Data entries for graphics:
================================

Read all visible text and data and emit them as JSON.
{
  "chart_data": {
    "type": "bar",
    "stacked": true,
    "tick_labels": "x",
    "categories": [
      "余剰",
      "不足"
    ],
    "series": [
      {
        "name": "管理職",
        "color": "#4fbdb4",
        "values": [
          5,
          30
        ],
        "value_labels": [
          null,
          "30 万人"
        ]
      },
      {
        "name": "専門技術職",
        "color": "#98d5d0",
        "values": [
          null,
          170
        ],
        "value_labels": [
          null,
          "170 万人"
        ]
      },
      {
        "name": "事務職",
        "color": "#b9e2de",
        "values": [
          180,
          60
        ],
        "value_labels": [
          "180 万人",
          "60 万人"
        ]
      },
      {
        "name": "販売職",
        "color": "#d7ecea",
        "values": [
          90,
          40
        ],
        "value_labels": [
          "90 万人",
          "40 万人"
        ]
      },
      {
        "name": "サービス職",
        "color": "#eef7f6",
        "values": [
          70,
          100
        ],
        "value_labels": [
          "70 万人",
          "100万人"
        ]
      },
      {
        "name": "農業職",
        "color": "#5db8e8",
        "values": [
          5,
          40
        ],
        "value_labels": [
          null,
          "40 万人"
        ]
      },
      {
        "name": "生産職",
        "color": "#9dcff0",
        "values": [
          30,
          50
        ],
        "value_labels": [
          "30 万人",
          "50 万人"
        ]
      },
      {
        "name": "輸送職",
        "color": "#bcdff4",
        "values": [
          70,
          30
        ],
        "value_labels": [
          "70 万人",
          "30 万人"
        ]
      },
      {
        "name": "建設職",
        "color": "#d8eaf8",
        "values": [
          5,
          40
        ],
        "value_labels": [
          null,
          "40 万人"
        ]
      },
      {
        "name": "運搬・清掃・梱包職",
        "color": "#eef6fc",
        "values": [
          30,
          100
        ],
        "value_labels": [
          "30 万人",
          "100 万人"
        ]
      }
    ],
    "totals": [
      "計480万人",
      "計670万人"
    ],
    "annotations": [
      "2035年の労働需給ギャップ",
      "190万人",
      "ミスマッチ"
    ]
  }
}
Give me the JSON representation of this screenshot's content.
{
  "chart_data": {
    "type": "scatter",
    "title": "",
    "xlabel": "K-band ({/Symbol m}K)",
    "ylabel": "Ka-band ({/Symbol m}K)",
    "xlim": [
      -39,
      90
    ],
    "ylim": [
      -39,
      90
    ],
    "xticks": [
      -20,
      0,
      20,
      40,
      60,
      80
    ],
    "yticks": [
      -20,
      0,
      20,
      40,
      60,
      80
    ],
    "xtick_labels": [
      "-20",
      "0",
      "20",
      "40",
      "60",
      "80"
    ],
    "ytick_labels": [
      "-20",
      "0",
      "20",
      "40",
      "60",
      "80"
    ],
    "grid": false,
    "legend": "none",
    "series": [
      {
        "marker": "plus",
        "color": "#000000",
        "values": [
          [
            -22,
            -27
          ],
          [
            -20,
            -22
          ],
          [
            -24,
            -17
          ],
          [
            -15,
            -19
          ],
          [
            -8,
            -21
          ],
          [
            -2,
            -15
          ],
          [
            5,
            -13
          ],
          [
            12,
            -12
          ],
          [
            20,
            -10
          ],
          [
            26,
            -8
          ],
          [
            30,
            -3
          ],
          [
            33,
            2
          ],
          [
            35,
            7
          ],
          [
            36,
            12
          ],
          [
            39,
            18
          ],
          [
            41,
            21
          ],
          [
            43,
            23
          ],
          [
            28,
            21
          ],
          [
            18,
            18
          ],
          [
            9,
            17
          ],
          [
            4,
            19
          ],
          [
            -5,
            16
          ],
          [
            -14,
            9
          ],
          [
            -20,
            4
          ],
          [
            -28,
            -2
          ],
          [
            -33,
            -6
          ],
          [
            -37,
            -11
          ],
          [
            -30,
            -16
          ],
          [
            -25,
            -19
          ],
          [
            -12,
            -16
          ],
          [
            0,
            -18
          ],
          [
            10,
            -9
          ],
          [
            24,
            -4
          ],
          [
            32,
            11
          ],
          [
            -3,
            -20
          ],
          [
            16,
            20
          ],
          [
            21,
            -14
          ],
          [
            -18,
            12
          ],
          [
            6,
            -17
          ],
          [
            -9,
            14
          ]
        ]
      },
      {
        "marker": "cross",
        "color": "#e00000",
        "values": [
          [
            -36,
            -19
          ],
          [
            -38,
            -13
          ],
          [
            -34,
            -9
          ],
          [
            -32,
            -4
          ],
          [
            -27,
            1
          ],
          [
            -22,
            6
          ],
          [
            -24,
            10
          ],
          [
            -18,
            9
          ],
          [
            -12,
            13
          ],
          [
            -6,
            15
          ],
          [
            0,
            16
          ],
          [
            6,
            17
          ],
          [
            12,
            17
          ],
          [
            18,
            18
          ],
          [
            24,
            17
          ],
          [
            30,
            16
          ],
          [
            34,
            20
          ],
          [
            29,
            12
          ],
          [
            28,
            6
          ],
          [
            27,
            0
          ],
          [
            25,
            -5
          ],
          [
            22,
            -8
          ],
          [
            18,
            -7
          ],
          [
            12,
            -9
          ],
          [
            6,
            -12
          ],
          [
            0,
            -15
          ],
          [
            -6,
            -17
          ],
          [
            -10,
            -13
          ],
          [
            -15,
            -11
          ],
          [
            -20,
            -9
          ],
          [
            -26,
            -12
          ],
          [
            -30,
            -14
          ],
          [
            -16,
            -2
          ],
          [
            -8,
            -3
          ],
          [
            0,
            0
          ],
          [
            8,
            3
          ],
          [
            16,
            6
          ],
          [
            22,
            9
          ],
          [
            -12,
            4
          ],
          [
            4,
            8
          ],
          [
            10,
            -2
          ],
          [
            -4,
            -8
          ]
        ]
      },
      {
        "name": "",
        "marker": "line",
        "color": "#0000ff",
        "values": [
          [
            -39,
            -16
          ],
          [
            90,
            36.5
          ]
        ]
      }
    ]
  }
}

================================

**Given instruction:**
Copy the material above, line for line.

**Solution to this exercise:**
Read all visible text and data and emit them as JSON.
{
  "chart_data": {
    "type": "bar",
    "stacked": true,
    "tick_labels": "x",
    "categories": [
      "余剰",
      "不足"
    ],
    "series": [
      {
        "name": "管理職",
        "color": "#4fbdb4",
        "values": [
          5,
          30
        ],
        "value_labels": [
          null,
          "30 万人"
        ]
      },
      {
        "name": "専門技術職",
        "color": "#98d5d0",
        "values": [
          null,
          170
        ],
        "value_labels": [
          null,
          "170 万人"
        ]
      },
      {
        "name": "事務職",
        "color": "#b9e2de",
        "values": [
          180,
          60
        ],
        "value_labels": [
          "180 万人",
          "60 万人"
        ]
      },
      {
        "name": "販売職",
        "color": "#d7ecea",
        "values": [
          90,
          40
        ],
        "value_labels": [
          "90 万人",
          "40 万人"
        ]
      },
      {
        "name": "サービス職",
        "color": "#eef7f6",
        "values": [
          70,
          100
        ],
        "value_labels": [
          "70 万人",
          "100万人"
        ]
      },
      {
        "name": "農業職",
        "color": "#5db8e8",
        "values": [
          5,
          40
        ],
        "value_labels": [
          null,
          "40 万人"
        ]
      },
      {
        "name": "生産職",
        "color": "#9dcff0",
        "values": [
          30,
          50
        ],
        "value_labels": [
          "30 万人",
          "50 万人"
        ]
      },
      {
        "name": "輸送職",
        "color": "#bcdff4",
        "values": [
          70,
          30
        ],
        "value_labels": [
          "70 万人",
          "30 万人"
        ]
      },
      {
        "name": "建設職",
        "color": "#d8eaf8",
        "values": [
          5,
          40
        ],
        "value_labels": [
          null,
          "40 万人"
        ]
      },
      {
        "name": "運搬・清掃・梱包職",
        "color": "#eef6fc",
        "values": [
          30,
          100
        ],
        "value_labels": [
          "30 万人",
          "100 万人"
        ]
      }
    ],
    "totals": [
      "計480万人",
      "計670万人"
    ],
    "annotations": [
      "2035年の労働需給ギャップ",
      "190万人",
      "ミスマッチ"
    ]
  }
}
Give me the JSON representation of this screenshot's content.
{
  "chart_data": {
    "type": "scatter",
    "title": "",
    "xlabel": "K-band ({/Symbol m}K)",
    "ylabel": "Ka-band ({/Symbol m}K)",
    "xlim": [
      -39,
      90
    ],
    "ylim": [
      -39,
      90
    ],
    "xticks": [
      -20,
      0,
      20,
      40,
      60,
      80
    ],
    "yticks": [
      -20,
      0,
      20,
      40,
      60,
      80
    ],
    "xtick_labels": [
      "-20",
      "0",
      "20",
      "40",
      "60",
      "80"
    ],
    "ytick_labels": [
      "-20",
      "0",
      "20",
      "40",
      "60",
      "80"
    ],
    "grid": false,
    "legend": "none",
    "series": [
      {
        "marker": "plus",
        "color": "#000000",
        "values": [
          [
            -22,
            -27
          ],
          [
            -20,
            -22
          ],
          [
            -24,
            -17
          ],
          [
            -15,
            -19
          ],
          [
            -8,
            -21
          ],
          [
            -2,
            -15
          ],
          [
            5,
            -13
          ],
          [
            12,
            -12
          ],
          [
            20,
            -10
          ],
          [
            26,
            -8
          ],
          [
            30,
            -3
          ],
          [
            33,
            2
          ],
          [
            35,
            7
          ],
          [
            36,
            12
          ],
          [
            39,
            18
          ],
          [
            41,
            21
          ],
          [
            43,
            23
          ],
          [
            28,
            21
          ],
          [
            18,
            18
          ],
          [
            9,
            17
          ],
          [
            4,
            19
          ],
          [
            -5,
            16
          ],
          [
            -14,
            9
          ],
          [
            -20,
            4
          ],
          [
            -28,
            -2
          ],
          [
            -33,
            -6
          ],
          [
            -37,
            -11
          ],
          [
            -30,
            -16
          ],
          [
            -25,
            -19
          ],
          [
            -12,
            -16
          ],
          [
            0,
            -18
          ],
          [
            10,
            -9
          ],
          [
            24,
            -4
          ],
          [
            32,
            11
          ],
          [
            -3,
            -20
          ],
          [
            16,
            20
          ],
          [
            21,
            -14
          ],
          [
            -18,
            12
          ],
          [
            6,
            -17
          ],
          [
            -9,
            14
          ]
        ]
      },
      {
        "marker": "cross",
        "color": "#e00000",
        "values": [
          [
            -36,
            -19
          ],
          [
            -38,
            -13
          ],
          [
            -34,
            -9
          ],
          [
            -32,
            -4
          ],
          [
            -27,
            1
          ],
          [
            -22,
            6
          ],
          [
            -24,
            10
          ],
          [
            -18,
            9
          ],
          [
            -12,
            13
          ],
          [
            -6,
            15
          ],
          [
            0,
            16
          ],
          [
            6,
            17
          ],
          [
            12,
            17
          ],
          [
            18,
            18
          ],
          [
            24,
            17
          ],
          [
            30,
            16
          ],
          [
            34,
            20
          ],
          [
            29,
            12
          ],
          [
            28,
            6
          ],
          [
            27,
            0
          ],
          [
            25,
            -5
          ],
          [
            22,
            -8
          ],
          [
            18,
            -7
          ],
          [
            12,
            -9
          ],
          [
            6,
            -12
          ],
          [
            0,
            -15
          ],
          [
            -6,
            -17
          ],
          [
            -10,
            -13
          ],
          [
            -15,
            -11
          ],
          [
            -20,
            -9
          ],
          [
            -26,
            -12
          ],
          [
            -30,
            -14
          ],
          [
            -16,
            -2
          ],
          [
            -8,
            -3
          ],
          [
            0,
            0
          ],
          [
            8,
            3
          ],
          [
            16,
            6
          ],
          [
            22,
            9
          ],
          [
            -12,
            4
          ],
          [
            4,
            8
          ],
          [
            10,
            -2
          ],
          [
            -4,
            -8
          ]
        ]
      },
      {
        "name": "",
        "marker": "line",
        "color": "#0000ff",
        "values": [
          [
            -39,
            -16
          ],
          [
            90,
            36.5
          ]
        ]
      }
    ]
  }
}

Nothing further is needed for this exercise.